WORK TO BE COMPLETED:
Retype the data that follows line by line, exactly, and leave its pictures out.

--- START RECORDS FOR THIS EXERCISE ---

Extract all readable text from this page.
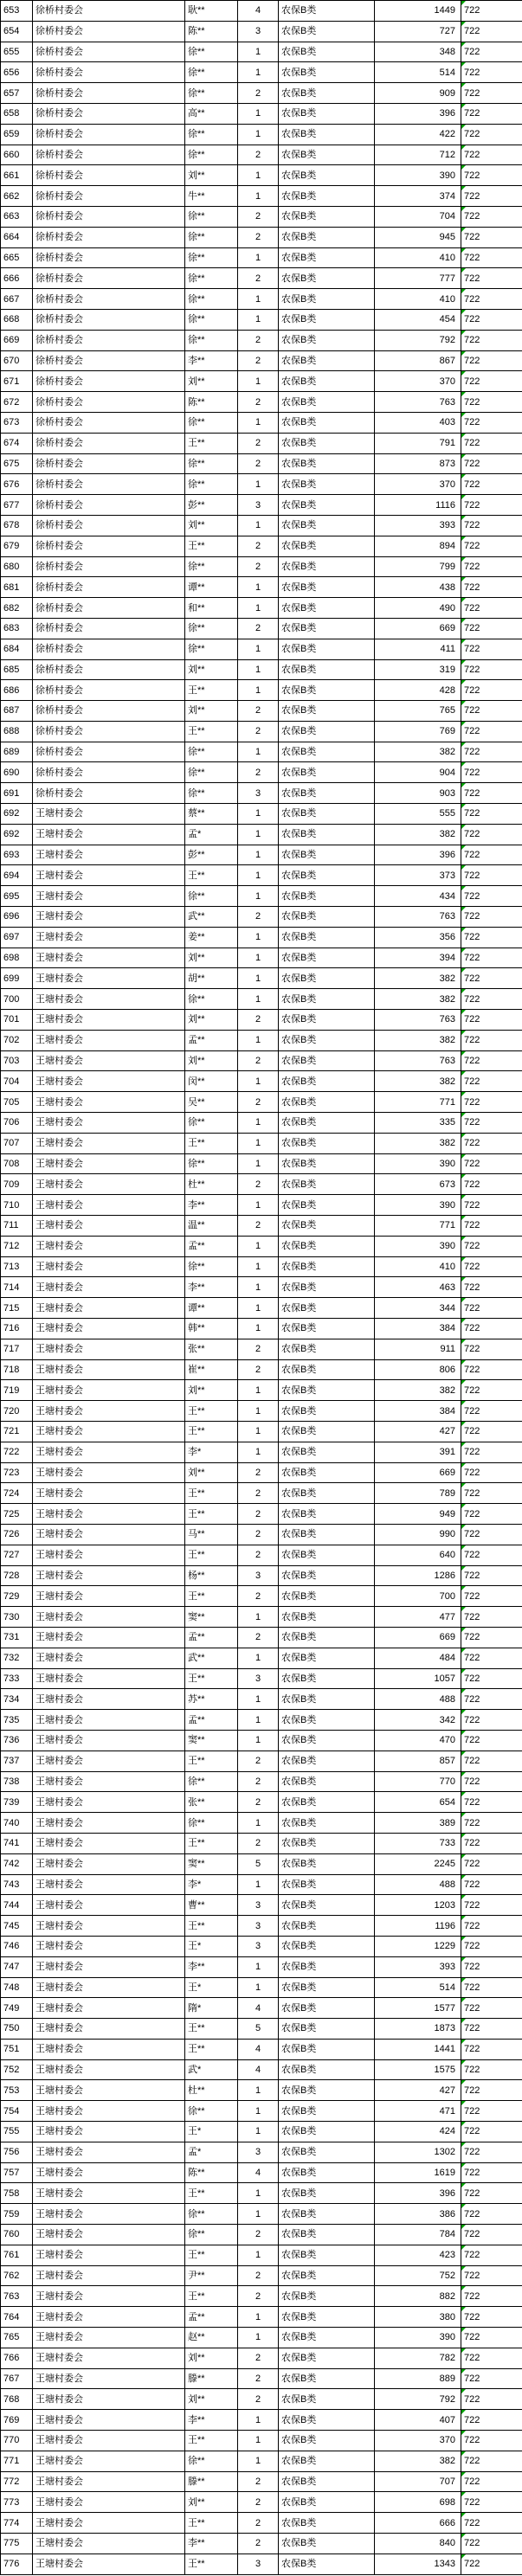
653	徐桥村委会	耿**	4	农保B类	1449	722
654	徐桥村委会	陈**	3	农保B类	727	722
655	徐桥村委会	徐**	1	农保B类	348	722
656	徐桥村委会	徐**	1	农保B类	514	722
657	徐桥村委会	徐**	2	农保B类	909	722
658	徐桥村委会	高**	1	农保B类	396	722
659	徐桥村委会	徐**	1	农保B类	422	722
660	徐桥村委会	徐**	2	农保B类	712	722
661	徐桥村委会	刘**	1	农保B类	390	722
662	徐桥村委会	牛**	1	农保B类	374	722
663	徐桥村委会	徐**	2	农保B类	704	722
664	徐桥村委会	徐**	2	农保B类	945	722
665	徐桥村委会	徐**	1	农保B类	410	722
666	徐桥村委会	徐**	2	农保B类	777	722
667	徐桥村委会	徐**	1	农保B类	410	722
668	徐桥村委会	徐**	1	农保B类	454	722
669	徐桥村委会	徐**	2	农保B类	792	722
670	徐桥村委会	李**	2	农保B类	867	722
671	徐桥村委会	刘**	1	农保B类	370	722
672	徐桥村委会	陈**	2	农保B类	763	722
673	徐桥村委会	徐**	1	农保B类	403	722
674	徐桥村委会	王**	2	农保B类	791	722
675	徐桥村委会	徐**	2	农保B类	873	722
676	徐桥村委会	徐**	1	农保B类	370	722
677	徐桥村委会	彭**	3	农保B类	1116	722
678	徐桥村委会	刘**	1	农保B类	393	722
679	徐桥村委会	王**	2	农保B类	894	722
680	徐桥村委会	徐**	2	农保B类	799	722
681	徐桥村委会	谭**	1	农保B类	438	722
682	徐桥村委会	和**	1	农保B类	490	722
683	徐桥村委会	徐**	2	农保B类	669	722
684	徐桥村委会	徐**	1	农保B类	411	722
685	徐桥村委会	刘**	1	农保B类	319	722
686	徐桥村委会	王**	1	农保B类	428	722
687	徐桥村委会	刘**	2	农保B类	765	722
688	徐桥村委会	王**	2	农保B类	769	722
689	徐桥村委会	徐**	1	农保B类	382	722
690	徐桥村委会	徐**	2	农保B类	904	722
691	徐桥村委会	徐**	3	农保B类	903	722
692	王塘村委会	蔡**	1	农保B类	555	722
692	王塘村委会	孟*	1	农保B类	382	722
693	王塘村委会	彭**	1	农保B类	396	722
694	王塘村委会	王**	1	农保B类	373	722
695	王塘村委会	徐**	1	农保B类	434	722
696	王塘村委会	武**	2	农保B类	763	722
697	王塘村委会	姜**	1	农保B类	356	722
698	王塘村委会	刘**	1	农保B类	394	722
699	王塘村委会	胡**	1	农保B类	382	722
700	王塘村委会	徐**	1	农保B类	382	722
701	王塘村委会	刘**	2	农保B类	763	722
702	王塘村委会	孟**	1	农保B类	382	722
703	王塘村委会	刘**	2	农保B类	763	722
704	王塘村委会	闵**	1	农保B类	382	722
705	王塘村委会	吴**	2	农保B类	771	722
706	王塘村委会	徐**	1	农保B类	335	722
707	王塘村委会	王**	1	农保B类	382	722
708	王塘村委会	徐**	1	农保B类	390	722
709	王塘村委会	杜**	2	农保B类	673	722
710	王塘村委会	李**	1	农保B类	390	722
711	王塘村委会	温**	2	农保B类	771	722
712	王塘村委会	孟**	1	农保B类	390	722
713	王塘村委会	徐**	1	农保B类	410	722
714	王塘村委会	李**	1	农保B类	463	722
715	王塘村委会	谭**	1	农保B类	344	722
716	王塘村委会	韩**	1	农保B类	384	722
717	王塘村委会	张**	2	农保B类	911	722
718	王塘村委会	崔**	2	农保B类	806	722
719	王塘村委会	刘**	1	农保B类	382	722
720	王塘村委会	王**	1	农保B类	384	722
721	王塘村委会	王**	1	农保B类	427	722
722	王塘村委会	李*	1	农保B类	391	722
723	王塘村委会	刘**	2	农保B类	669	722
724	王塘村委会	王**	2	农保B类	789	722
725	王塘村委会	王**	2	农保B类	949	722
726	王塘村委会	马**	2	农保B类	990	722
727	王塘村委会	王**	2	农保B类	640	722
728	王塘村委会	杨**	3	农保B类	1286	722
729	王塘村委会	王**	2	农保B类	700	722
730	王塘村委会	窦**	1	农保B类	477	722
731	王塘村委会	孟**	2	农保B类	669	722
732	王塘村委会	武**	1	农保B类	484	722
733	王塘村委会	王**	3	农保B类	1057	722
734	王塘村委会	苏**	1	农保B类	488	722
735	王塘村委会	孟**	1	农保B类	342	722
736	王塘村委会	窦**	1	农保B类	470	722
737	王塘村委会	王**	2	农保B类	857	722
738	王塘村委会	徐**	2	农保B类	770	722
739	王塘村委会	张**	2	农保B类	654	722
740	王塘村委会	徐**	1	农保B类	389	722
741	王塘村委会	王**	2	农保B类	733	722
742	王塘村委会	窦**	5	农保B类	2245	722
743	王塘村委会	李*	1	农保B类	488	722
744	王塘村委会	曹**	3	农保B类	1203	722
745	王塘村委会	王**	3	农保B类	1196	722
746	王塘村委会	王*	3	农保B类	1229	722
747	王塘村委会	李**	1	农保B类	393	722
748	王塘村委会	王*	1	农保B类	514	722
749	王塘村委会	隋*	4	农保B类	1577	722
750	王塘村委会	王**	5	农保B类	1873	722
751	王塘村委会	王**	4	农保B类	1441	722
752	王塘村委会	武*	4	农保B类	1575	722
753	王塘村委会	杜**	1	农保B类	427	722
754	王塘村委会	徐**	1	农保B类	471	722
755	王塘村委会	王*	1	农保B类	424	722
756	王塘村委会	孟*	3	农保B类	1302	722
757	王塘村委会	陈**	4	农保B类	1619	722
758	王塘村委会	王**	1	农保B类	396	722
759	王塘村委会	徐**	1	农保B类	386	722
760	王塘村委会	徐**	2	农保B类	784	722
761	王塘村委会	王**	1	农保B类	423	722
762	王塘村委会	尹**	2	农保B类	752	722
763	王塘村委会	王**	2	农保B类	882	722
764	王塘村委会	孟**	1	农保B类	380	722
765	王塘村委会	赵**	1	农保B类	390	722
766	王塘村委会	刘**	2	农保B类	782	722
767	王塘村委会	滕**	2	农保B类	889	722
768	王塘村委会	刘**	2	农保B类	792	722
769	王塘村委会	李**	1	农保B类	407	722
770	王塘村委会	王**	1	农保B类	370	722
771	王塘村委会	徐**	1	农保B类	382	722
772	王塘村委会	滕**	2	农保B类	707	722
773	王塘村委会	刘**	2	农保B类	698	722
774	王塘村委会	王**	2	农保B类	666	722
775	王塘村委会	李**	2	农保B类	840	722
776	王塘村委会	王**	3	农保B类	1343	722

--- END RECORDS FOR THIS EXERCISE ---

RIGHT ANSWER:
Extract all readable text from this page.
653	徐桥村委会	耿**	4	农保B类	1449	722
654	徐桥村委会	陈**	3	农保B类	727	722
655	徐桥村委会	徐**	1	农保B类	348	722
656	徐桥村委会	徐**	1	农保B类	514	722
657	徐桥村委会	徐**	2	农保B类	909	722
658	徐桥村委会	高**	1	农保B类	396	722
659	徐桥村委会	徐**	1	农保B类	422	722
660	徐桥村委会	徐**	2	农保B类	712	722
661	徐桥村委会	刘**	1	农保B类	390	722
662	徐桥村委会	牛**	1	农保B类	374	722
663	徐桥村委会	徐**	2	农保B类	704	722
664	徐桥村委会	徐**	2	农保B类	945	722
665	徐桥村委会	徐**	1	农保B类	410	722
666	徐桥村委会	徐**	2	农保B类	777	722
667	徐桥村委会	徐**	1	农保B类	410	722
668	徐桥村委会	徐**	1	农保B类	454	722
669	徐桥村委会	徐**	2	农保B类	792	722
670	徐桥村委会	李**	2	农保B类	867	722
671	徐桥村委会	刘**	1	农保B类	370	722
672	徐桥村委会	陈**	2	农保B类	763	722
673	徐桥村委会	徐**	1	农保B类	403	722
674	徐桥村委会	王**	2	农保B类	791	722
675	徐桥村委会	徐**	2	农保B类	873	722
676	徐桥村委会	徐**	1	农保B类	370	722
677	徐桥村委会	彭**	3	农保B类	1116	722
678	徐桥村委会	刘**	1	农保B类	393	722
679	徐桥村委会	王**	2	农保B类	894	722
680	徐桥村委会	徐**	2	农保B类	799	722
681	徐桥村委会	谭**	1	农保B类	438	722
682	徐桥村委会	和**	1	农保B类	490	722
683	徐桥村委会	徐**	2	农保B类	669	722
684	徐桥村委会	徐**	1	农保B类	411	722
685	徐桥村委会	刘**	1	农保B类	319	722
686	徐桥村委会	王**	1	农保B类	428	722
687	徐桥村委会	刘**	2	农保B类	765	722
688	徐桥村委会	王**	2	农保B类	769	722
689	徐桥村委会	徐**	1	农保B类	382	722
690	徐桥村委会	徐**	2	农保B类	904	722
691	徐桥村委会	徐**	3	农保B类	903	722
692	王塘村委会	蔡**	1	农保B类	555	722
692	王塘村委会	孟*	1	农保B类	382	722
693	王塘村委会	彭**	1	农保B类	396	722
694	王塘村委会	王**	1	农保B类	373	722
695	王塘村委会	徐**	1	农保B类	434	722
696	王塘村委会	武**	2	农保B类	763	722
697	王塘村委会	姜**	1	农保B类	356	722
698	王塘村委会	刘**	1	农保B类	394	722
699	王塘村委会	胡**	1	农保B类	382	722
700	王塘村委会	徐**	1	农保B类	382	722
701	王塘村委会	刘**	2	农保B类	763	722
702	王塘村委会	孟**	1	农保B类	382	722
703	王塘村委会	刘**	2	农保B类	763	722
704	王塘村委会	闵**	1	农保B类	382	722
705	王塘村委会	吴**	2	农保B类	771	722
706	王塘村委会	徐**	1	农保B类	335	722
707	王塘村委会	王**	1	农保B类	382	722
708	王塘村委会	徐**	1	农保B类	390	722
709	王塘村委会	杜**	2	农保B类	673	722
710	王塘村委会	李**	1	农保B类	390	722
711	王塘村委会	温**	2	农保B类	771	722
712	王塘村委会	孟**	1	农保B类	390	722
713	王塘村委会	徐**	1	农保B类	410	722
714	王塘村委会	李**	1	农保B类	463	722
715	王塘村委会	谭**	1	农保B类	344	722
716	王塘村委会	韩**	1	农保B类	384	722
717	王塘村委会	张**	2	农保B类	911	722
718	王塘村委会	崔**	2	农保B类	806	722
719	王塘村委会	刘**	1	农保B类	382	722
720	王塘村委会	王**	1	农保B类	384	722
721	王塘村委会	王**	1	农保B类	427	722
722	王塘村委会	李*	1	农保B类	391	722
723	王塘村委会	刘**	2	农保B类	669	722
724	王塘村委会	王**	2	农保B类	789	722
725	王塘村委会	王**	2	农保B类	949	722
726	王塘村委会	马**	2	农保B类	990	722
727	王塘村委会	王**	2	农保B类	640	722
728	王塘村委会	杨**	3	农保B类	1286	722
729	王塘村委会	王**	2	农保B类	700	722
730	王塘村委会	窦**	1	农保B类	477	722
731	王塘村委会	孟**	2	农保B类	669	722
732	王塘村委会	武**	1	农保B类	484	722
733	王塘村委会	王**	3	农保B类	1057	722
734	王塘村委会	苏**	1	农保B类	488	722
735	王塘村委会	孟**	1	农保B类	342	722
736	王塘村委会	窦**	1	农保B类	470	722
737	王塘村委会	王**	2	农保B类	857	722
738	王塘村委会	徐**	2	农保B类	770	722
739	王塘村委会	张**	2	农保B类	654	722
740	王塘村委会	徐**	1	农保B类	389	722
741	王塘村委会	王**	2	农保B类	733	722
742	王塘村委会	窦**	5	农保B类	2245	722
743	王塘村委会	李*	1	农保B类	488	722
744	王塘村委会	曹**	3	农保B类	1203	722
745	王塘村委会	王**	3	农保B类	1196	722
746	王塘村委会	王*	3	农保B类	1229	722
747	王塘村委会	李**	1	农保B类	393	722
748	王塘村委会	王*	1	农保B类	514	722
749	王塘村委会	隋*	4	农保B类	1577	722
750	王塘村委会	王**	5	农保B类	1873	722
751	王塘村委会	王**	4	农保B类	1441	722
752	王塘村委会	武*	4	农保B类	1575	722
753	王塘村委会	杜**	1	农保B类	427	722
754	王塘村委会	徐**	1	农保B类	471	722
755	王塘村委会	王*	1	农保B类	424	722
756	王塘村委会	孟*	3	农保B类	1302	722
757	王塘村委会	陈**	4	农保B类	1619	722
758	王塘村委会	王**	1	农保B类	396	722
759	王塘村委会	徐**	1	农保B类	386	722
760	王塘村委会	徐**	2	农保B类	784	722
761	王塘村委会	王**	1	农保B类	423	722
762	王塘村委会	尹**	2	农保B类	752	722
763	王塘村委会	王**	2	农保B类	882	722
764	王塘村委会	孟**	1	农保B类	380	722
765	王塘村委会	赵**	1	农保B类	390	722
766	王塘村委会	刘**	2	农保B类	782	722
767	王塘村委会	滕**	2	农保B类	889	722
768	王塘村委会	刘**	2	农保B类	792	722
769	王塘村委会	李**	1	农保B类	407	722
770	王塘村委会	王**	1	农保B类	370	722
771	王塘村委会	徐**	1	农保B类	382	722
772	王塘村委会	滕**	2	农保B类	707	722
773	王塘村委会	刘**	2	农保B类	698	722
774	王塘村委会	王**	2	农保B类	666	722
775	王塘村委会	李**	2	农保B类	840	722
776	王塘村委会	王**	3	农保B类	1343	722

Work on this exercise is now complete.